_Directions_
Return every line below in which "Cand" appears.

_Stored records_
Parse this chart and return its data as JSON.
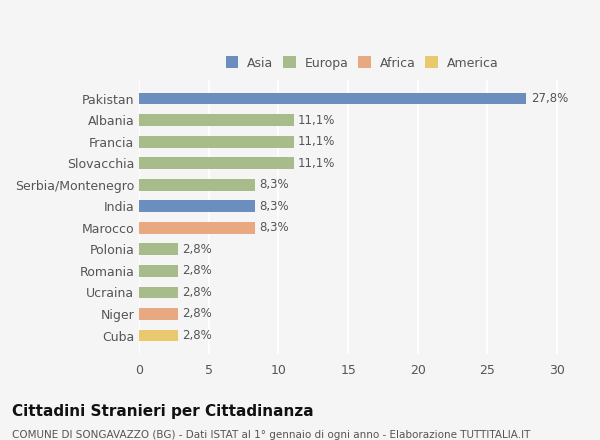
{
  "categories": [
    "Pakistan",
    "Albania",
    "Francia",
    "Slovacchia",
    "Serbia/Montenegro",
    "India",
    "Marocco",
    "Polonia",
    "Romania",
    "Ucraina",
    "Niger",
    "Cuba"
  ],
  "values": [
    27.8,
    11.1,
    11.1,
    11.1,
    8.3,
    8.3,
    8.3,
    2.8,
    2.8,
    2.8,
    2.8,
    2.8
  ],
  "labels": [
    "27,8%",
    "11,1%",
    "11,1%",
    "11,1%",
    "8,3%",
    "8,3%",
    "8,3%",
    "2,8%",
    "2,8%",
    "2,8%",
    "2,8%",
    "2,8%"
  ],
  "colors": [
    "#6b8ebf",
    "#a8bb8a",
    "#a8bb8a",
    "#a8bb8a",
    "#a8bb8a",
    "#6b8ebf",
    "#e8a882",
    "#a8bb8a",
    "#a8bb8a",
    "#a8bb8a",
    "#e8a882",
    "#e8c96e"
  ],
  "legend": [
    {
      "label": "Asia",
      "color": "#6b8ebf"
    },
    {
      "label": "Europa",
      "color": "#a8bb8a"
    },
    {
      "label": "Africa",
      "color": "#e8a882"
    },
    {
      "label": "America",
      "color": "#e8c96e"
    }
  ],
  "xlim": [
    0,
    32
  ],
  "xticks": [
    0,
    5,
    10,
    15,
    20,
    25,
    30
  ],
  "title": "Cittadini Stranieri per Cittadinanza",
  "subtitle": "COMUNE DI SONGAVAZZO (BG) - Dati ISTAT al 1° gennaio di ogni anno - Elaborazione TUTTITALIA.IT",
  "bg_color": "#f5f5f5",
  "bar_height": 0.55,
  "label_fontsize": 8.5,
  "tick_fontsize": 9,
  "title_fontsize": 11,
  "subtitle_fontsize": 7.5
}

* * *

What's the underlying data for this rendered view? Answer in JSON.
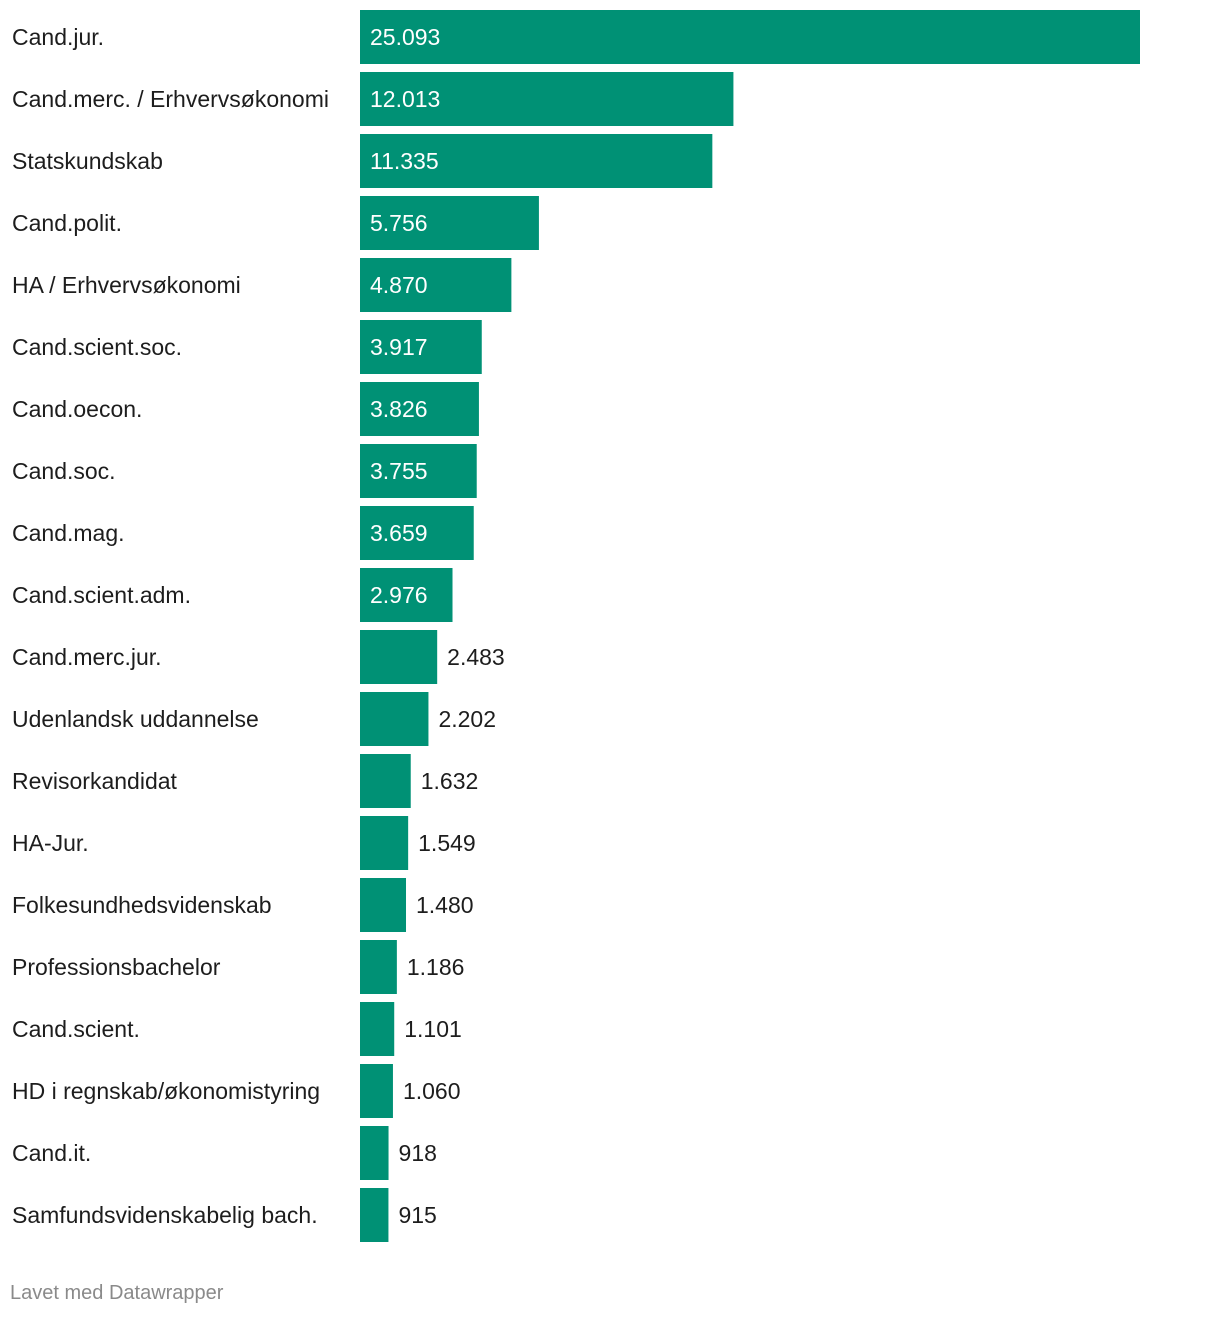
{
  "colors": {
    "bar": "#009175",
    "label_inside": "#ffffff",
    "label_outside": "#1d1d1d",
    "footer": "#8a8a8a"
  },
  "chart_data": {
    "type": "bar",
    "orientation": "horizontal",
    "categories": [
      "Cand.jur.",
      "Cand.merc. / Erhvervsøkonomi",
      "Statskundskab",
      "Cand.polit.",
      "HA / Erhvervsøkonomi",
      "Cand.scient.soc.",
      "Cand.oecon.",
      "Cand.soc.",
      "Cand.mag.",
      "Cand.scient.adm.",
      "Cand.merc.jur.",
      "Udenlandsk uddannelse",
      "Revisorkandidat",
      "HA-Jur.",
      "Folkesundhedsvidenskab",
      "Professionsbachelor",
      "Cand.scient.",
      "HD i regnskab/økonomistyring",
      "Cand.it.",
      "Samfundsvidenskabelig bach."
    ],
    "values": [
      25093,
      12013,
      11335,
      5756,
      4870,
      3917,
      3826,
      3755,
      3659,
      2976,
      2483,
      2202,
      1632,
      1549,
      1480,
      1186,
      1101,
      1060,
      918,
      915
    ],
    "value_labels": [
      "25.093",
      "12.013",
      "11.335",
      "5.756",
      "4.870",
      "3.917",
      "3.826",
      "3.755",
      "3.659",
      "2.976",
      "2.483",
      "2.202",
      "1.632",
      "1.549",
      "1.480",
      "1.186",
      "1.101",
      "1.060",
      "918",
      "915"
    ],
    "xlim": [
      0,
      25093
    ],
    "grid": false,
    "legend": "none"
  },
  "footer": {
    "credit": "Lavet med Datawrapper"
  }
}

* * *

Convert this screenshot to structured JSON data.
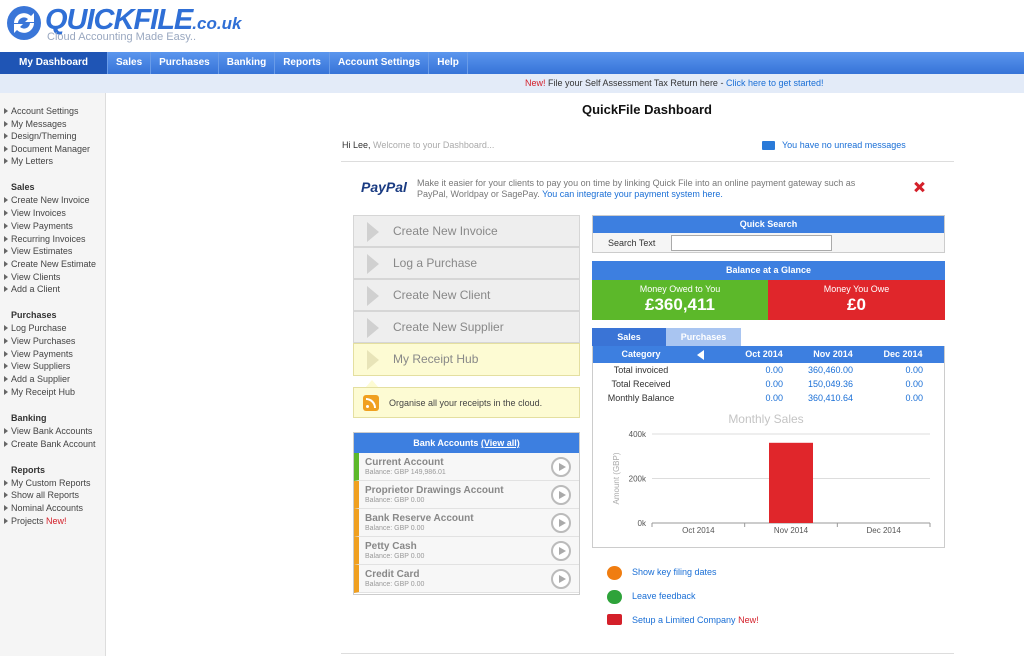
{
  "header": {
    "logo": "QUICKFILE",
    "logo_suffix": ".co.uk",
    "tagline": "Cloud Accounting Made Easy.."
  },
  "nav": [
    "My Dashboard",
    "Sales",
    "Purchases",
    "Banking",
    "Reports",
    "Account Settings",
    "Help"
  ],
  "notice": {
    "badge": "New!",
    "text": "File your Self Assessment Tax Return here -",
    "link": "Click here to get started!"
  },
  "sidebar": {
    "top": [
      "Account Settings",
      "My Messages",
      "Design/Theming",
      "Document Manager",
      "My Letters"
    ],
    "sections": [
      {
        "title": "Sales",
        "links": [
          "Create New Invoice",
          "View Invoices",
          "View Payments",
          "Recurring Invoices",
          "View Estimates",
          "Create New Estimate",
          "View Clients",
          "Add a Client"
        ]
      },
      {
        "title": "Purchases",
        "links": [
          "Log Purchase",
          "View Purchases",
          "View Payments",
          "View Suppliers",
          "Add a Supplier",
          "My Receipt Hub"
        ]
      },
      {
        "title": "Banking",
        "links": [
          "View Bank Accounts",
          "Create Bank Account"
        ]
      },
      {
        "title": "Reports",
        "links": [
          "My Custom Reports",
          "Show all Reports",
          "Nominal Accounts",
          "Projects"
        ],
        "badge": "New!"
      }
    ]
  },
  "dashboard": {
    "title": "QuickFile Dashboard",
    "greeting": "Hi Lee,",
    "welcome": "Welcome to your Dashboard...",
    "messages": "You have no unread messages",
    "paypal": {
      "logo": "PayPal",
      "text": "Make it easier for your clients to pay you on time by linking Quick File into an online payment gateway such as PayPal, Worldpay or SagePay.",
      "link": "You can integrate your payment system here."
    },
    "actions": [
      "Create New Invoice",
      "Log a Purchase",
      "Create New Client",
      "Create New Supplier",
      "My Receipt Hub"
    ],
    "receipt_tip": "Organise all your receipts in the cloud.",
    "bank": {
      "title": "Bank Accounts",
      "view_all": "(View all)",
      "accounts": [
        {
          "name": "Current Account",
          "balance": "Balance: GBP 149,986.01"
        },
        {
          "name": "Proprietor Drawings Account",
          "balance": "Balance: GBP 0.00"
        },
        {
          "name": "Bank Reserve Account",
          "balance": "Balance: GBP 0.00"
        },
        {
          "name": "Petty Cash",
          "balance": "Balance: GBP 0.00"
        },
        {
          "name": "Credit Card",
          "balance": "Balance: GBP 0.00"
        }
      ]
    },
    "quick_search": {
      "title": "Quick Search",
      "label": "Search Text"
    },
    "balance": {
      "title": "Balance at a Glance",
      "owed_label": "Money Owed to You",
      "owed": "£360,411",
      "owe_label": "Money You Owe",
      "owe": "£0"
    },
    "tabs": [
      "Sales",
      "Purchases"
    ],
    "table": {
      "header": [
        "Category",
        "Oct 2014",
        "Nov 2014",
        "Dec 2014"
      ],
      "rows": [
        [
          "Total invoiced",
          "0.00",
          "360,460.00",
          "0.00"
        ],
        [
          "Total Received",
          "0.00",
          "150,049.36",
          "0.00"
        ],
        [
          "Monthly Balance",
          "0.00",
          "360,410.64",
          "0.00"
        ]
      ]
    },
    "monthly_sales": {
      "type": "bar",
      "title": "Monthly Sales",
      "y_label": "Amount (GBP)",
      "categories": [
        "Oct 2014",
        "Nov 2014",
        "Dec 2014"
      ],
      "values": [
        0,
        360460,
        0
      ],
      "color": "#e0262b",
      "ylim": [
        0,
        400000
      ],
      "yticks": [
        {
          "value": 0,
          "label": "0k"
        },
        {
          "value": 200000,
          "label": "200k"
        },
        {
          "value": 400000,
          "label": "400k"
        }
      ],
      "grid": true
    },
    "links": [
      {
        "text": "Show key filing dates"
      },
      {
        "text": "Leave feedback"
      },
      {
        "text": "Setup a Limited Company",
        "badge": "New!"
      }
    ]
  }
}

_Complete response_
      "Cand.jur.",
      "Cand.merc. / Erhvervsøkonomi",
      "Cand.polit.",
      "Cand.scient.soc.",
      "Cand.oecon.",
      "Cand.soc.",
      "Cand.mag.",
      "Cand.scient.adm.",
      "Cand.merc.jur.",
      "Cand.scient.",
      "Cand.it.",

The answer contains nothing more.